(Saved data entries)
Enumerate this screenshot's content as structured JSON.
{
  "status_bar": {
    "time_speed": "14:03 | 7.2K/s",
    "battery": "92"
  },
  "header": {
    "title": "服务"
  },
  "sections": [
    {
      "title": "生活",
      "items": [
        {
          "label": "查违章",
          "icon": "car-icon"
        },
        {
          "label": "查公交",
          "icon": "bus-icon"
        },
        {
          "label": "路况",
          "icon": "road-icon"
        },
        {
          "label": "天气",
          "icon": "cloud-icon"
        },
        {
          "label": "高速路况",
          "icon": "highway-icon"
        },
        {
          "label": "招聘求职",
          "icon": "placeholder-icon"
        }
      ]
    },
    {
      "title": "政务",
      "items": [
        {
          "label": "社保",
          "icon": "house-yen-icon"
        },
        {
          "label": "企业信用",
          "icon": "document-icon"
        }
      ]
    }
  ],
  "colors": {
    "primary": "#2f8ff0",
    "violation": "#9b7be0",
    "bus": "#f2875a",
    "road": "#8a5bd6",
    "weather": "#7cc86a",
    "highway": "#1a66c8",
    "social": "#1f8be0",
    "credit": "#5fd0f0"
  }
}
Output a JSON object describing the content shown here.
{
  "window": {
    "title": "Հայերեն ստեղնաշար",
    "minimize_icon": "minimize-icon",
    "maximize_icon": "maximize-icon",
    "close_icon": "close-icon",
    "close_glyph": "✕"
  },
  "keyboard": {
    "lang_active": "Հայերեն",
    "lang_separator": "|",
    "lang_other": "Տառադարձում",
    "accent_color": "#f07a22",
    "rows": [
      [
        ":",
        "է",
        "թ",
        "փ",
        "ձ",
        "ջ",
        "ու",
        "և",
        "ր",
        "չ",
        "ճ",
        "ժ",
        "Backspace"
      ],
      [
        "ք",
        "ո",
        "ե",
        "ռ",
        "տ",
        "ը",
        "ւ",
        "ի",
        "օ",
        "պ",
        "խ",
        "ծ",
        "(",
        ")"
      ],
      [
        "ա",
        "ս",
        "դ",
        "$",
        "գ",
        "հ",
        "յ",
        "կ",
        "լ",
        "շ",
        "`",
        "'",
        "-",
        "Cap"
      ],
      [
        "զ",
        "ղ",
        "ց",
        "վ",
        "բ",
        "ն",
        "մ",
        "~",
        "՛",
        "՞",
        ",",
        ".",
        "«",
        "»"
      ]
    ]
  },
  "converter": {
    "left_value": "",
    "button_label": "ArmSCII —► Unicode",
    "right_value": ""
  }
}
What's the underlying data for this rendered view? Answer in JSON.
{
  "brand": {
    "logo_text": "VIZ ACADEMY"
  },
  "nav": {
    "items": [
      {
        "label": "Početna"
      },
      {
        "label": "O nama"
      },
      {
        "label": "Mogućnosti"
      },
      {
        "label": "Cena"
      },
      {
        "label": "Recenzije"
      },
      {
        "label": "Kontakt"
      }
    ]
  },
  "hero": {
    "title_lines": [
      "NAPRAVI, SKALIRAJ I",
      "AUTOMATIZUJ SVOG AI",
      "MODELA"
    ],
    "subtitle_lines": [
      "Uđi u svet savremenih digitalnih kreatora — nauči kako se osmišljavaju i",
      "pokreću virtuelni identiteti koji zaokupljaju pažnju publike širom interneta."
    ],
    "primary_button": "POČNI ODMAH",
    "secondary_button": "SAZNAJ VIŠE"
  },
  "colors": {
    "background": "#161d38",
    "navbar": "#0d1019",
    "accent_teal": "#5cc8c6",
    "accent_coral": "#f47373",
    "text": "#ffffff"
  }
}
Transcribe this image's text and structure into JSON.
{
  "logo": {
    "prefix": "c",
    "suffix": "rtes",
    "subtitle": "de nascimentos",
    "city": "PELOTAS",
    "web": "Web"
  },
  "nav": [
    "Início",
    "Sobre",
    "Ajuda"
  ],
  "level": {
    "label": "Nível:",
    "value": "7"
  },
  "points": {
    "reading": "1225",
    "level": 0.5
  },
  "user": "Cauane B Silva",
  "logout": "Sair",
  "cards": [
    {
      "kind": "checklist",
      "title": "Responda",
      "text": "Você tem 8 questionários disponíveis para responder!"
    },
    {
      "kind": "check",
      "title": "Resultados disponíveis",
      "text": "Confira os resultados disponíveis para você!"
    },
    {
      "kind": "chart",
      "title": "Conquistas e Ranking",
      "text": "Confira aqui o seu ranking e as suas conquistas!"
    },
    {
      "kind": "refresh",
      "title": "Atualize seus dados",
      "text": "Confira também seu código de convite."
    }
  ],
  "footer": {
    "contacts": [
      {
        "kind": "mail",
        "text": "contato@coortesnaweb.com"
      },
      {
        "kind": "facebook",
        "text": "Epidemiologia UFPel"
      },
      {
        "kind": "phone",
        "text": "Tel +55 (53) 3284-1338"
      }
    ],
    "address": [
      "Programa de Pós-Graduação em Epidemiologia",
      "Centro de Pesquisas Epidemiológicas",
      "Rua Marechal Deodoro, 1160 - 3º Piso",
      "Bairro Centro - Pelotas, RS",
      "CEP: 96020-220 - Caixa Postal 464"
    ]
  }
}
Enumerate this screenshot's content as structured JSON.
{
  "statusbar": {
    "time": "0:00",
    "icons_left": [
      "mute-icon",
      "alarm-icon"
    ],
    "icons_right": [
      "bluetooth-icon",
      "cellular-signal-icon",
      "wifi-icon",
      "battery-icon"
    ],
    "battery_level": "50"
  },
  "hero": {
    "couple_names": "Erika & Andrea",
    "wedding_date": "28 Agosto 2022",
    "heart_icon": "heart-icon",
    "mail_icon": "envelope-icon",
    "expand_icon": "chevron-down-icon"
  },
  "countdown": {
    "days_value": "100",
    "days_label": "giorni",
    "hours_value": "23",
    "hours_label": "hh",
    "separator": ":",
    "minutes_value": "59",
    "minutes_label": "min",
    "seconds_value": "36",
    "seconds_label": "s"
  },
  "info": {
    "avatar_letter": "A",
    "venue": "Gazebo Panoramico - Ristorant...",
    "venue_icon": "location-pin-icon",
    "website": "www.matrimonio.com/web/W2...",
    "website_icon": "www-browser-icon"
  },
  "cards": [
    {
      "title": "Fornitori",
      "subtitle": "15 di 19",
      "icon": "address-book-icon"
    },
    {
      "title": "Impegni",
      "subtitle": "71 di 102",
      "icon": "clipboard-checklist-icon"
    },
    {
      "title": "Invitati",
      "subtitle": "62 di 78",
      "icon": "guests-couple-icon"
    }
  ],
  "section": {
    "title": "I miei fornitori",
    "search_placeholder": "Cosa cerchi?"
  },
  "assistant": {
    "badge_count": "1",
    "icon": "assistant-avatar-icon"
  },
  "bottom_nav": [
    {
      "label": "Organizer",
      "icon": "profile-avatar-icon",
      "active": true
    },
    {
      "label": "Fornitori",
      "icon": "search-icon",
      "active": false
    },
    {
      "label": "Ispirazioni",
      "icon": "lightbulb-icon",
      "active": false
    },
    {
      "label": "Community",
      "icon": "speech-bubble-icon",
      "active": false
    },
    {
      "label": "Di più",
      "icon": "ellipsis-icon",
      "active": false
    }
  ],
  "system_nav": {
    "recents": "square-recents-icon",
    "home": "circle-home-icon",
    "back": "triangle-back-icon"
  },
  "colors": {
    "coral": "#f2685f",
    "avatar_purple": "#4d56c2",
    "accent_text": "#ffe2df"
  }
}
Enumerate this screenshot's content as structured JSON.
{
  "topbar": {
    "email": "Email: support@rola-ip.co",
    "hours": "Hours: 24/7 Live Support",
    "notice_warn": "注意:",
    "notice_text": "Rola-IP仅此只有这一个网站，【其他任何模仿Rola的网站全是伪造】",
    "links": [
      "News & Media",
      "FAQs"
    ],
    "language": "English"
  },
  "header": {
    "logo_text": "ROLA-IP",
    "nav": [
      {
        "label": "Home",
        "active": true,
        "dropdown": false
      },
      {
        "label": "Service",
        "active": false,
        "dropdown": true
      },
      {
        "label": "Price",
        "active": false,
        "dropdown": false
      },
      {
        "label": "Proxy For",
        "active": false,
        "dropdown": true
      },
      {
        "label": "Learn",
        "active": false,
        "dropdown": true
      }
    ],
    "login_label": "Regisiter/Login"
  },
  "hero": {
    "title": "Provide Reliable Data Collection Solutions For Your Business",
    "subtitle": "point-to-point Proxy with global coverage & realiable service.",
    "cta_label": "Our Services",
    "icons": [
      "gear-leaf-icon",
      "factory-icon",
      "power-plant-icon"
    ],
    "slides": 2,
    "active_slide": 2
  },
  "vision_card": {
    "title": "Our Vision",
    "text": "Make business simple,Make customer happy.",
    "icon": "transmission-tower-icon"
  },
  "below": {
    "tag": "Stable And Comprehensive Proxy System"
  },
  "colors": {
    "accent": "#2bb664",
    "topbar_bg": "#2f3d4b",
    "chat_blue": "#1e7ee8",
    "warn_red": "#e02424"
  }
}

- WRITTEN INSTRUCTION: Copy every line from the entries that contains the word "assistant".

- EXERCISE ANSWER:
  "assistant": {
    "icon": "assistant-avatar-icon"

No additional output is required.